▸ **Request**: Repeat the material verbatim and drop the pictures.

▸ **Records for the task**:
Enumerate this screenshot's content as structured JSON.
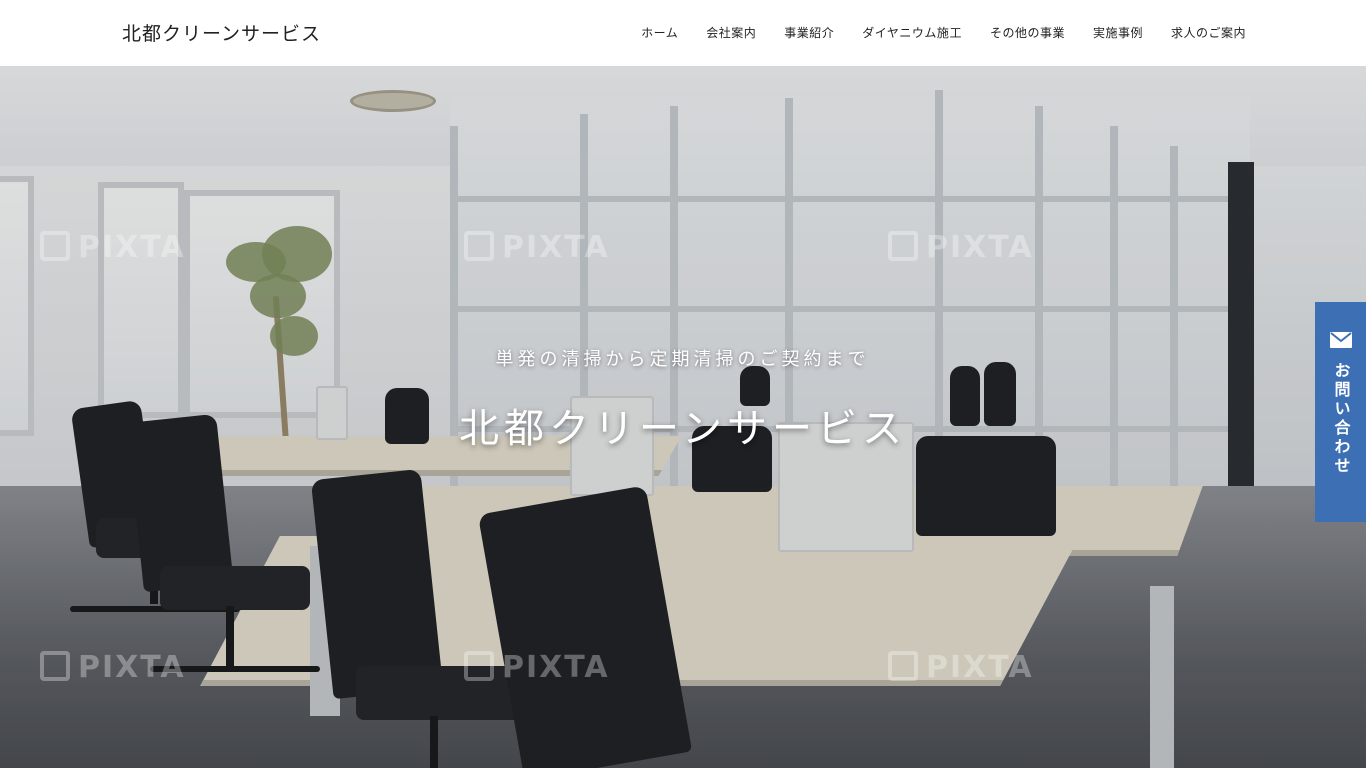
{
  "header": {
    "logo": "北都クリーンサービス",
    "nav": [
      {
        "label": "ホーム"
      },
      {
        "label": "会社案内"
      },
      {
        "label": "事業紹介"
      },
      {
        "label": "ダイヤニウム施工"
      },
      {
        "label": "その他の事業"
      },
      {
        "label": "実施事例"
      },
      {
        "label": "求人のご案内"
      }
    ]
  },
  "hero": {
    "subtitle": "単発の清掃から定期清掃のご契約まで",
    "title": "北都クリーンサービス",
    "image_description": "modern office interior with desks, black chairs and glass partitions",
    "watermark": "PIXTA"
  },
  "contact_tab": {
    "label": "お問い合わせ",
    "icon": "mail-icon",
    "color": "#3d6fb5"
  }
}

▸ **Solution to the exercise**:
Enumerate this screenshot's content as structured JSON.
{
  "header": {
    "logo": "北都クリーンサービス",
    "nav": [
      {
        "label": "ホーム"
      },
      {
        "label": "会社案内"
      },
      {
        "label": "事業紹介"
      },
      {
        "label": "ダイヤニウム施工"
      },
      {
        "label": "その他の事業"
      },
      {
        "label": "実施事例"
      },
      {
        "label": "求人のご案内"
      }
    ]
  },
  "hero": {
    "subtitle": "単発の清掃から定期清掃のご契約まで",
    "title": "北都クリーンサービス",
    "image_description": "modern office interior with desks, black chairs and glass partitions",
    "watermark": "PIXTA"
  },
  "contact_tab": {
    "label": "お問い合わせ",
    "icon": "mail-icon",
    "color": "#3d6fb5"
  }
}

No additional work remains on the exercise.